§ **SHORT PROBLEM**
Write the data out again exactly, with no pictures.

::::::::

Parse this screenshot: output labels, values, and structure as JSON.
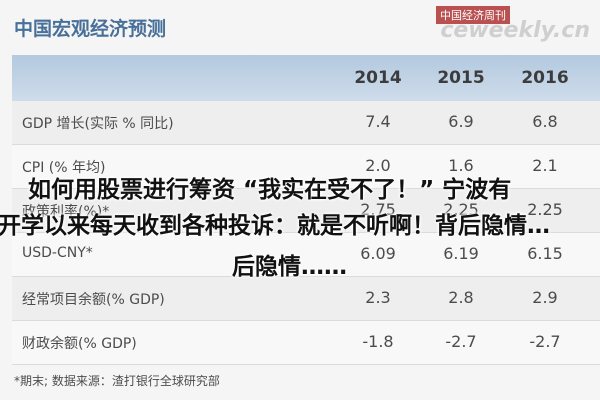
{
  "header": {
    "title": "中国宏观经济预测",
    "watermark": "中国经济周刊",
    "watermark_site": "ceweekly.cn"
  },
  "table": {
    "columns": [
      "2014",
      "2015",
      "2016"
    ],
    "rows": [
      [
        "GDP 增长(实际 % 同比)",
        "7.4",
        "6.9",
        "6.8"
      ],
      [
        "CPI (% 年均)",
        "2.0",
        "1.6",
        "2.1"
      ],
      [
        "政策利率(%)*",
        "2.75",
        "2.25",
        "2.25"
      ],
      [
        "USD-CNY*",
        "6.09",
        "6.19",
        "6.15"
      ],
      [
        "经常项目余额(% GDP)",
        "2.3",
        "2.8",
        "2.9"
      ],
      [
        "财政余额(% GDP)",
        "-1.8",
        "-2.7",
        "-2.7"
      ]
    ]
  },
  "footnote": "*期末;    数据来源：渣打银行全球研究部",
  "overlay": {
    "lines": [
      "如何用股票进行筹资 “我实在受不了！” 宁波有",
      "开学以来每天收到各种投诉：就是不听啊！背后隐情…",
      "后隐情……"
    ]
  }
}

::::::::

§ **RESPONSE TO THE EXERCISE**
Parse this screenshot: output labels, values, and structure as JSON.
{
  "header": {
    "title": "中国宏观经济预测",
    "watermark": "中国经济周刊",
    "watermark_site": "ceweekly.cn"
  },
  "table": {
    "columns": [
      "2014",
      "2015",
      "2016"
    ],
    "rows": [
      [
        "GDP 增长(实际 % 同比)",
        "7.4",
        "6.9",
        "6.8"
      ],
      [
        "CPI (% 年均)",
        "2.0",
        "1.6",
        "2.1"
      ],
      [
        "政策利率(%)*",
        "2.75",
        "2.25",
        "2.25"
      ],
      [
        "USD-CNY*",
        "6.09",
        "6.19",
        "6.15"
      ],
      [
        "经常项目余额(% GDP)",
        "2.3",
        "2.8",
        "2.9"
      ],
      [
        "财政余额(% GDP)",
        "-1.8",
        "-2.7",
        "-2.7"
      ]
    ]
  },
  "footnote": "*期末;    数据来源：渣打银行全球研究部",
  "overlay": {
    "lines": [
      "如何用股票进行筹资 “我实在受不了！” 宁波有",
      "开学以来每天收到各种投诉：就是不听啊！背后隐情…",
      "后隐情……"
    ]
  }
}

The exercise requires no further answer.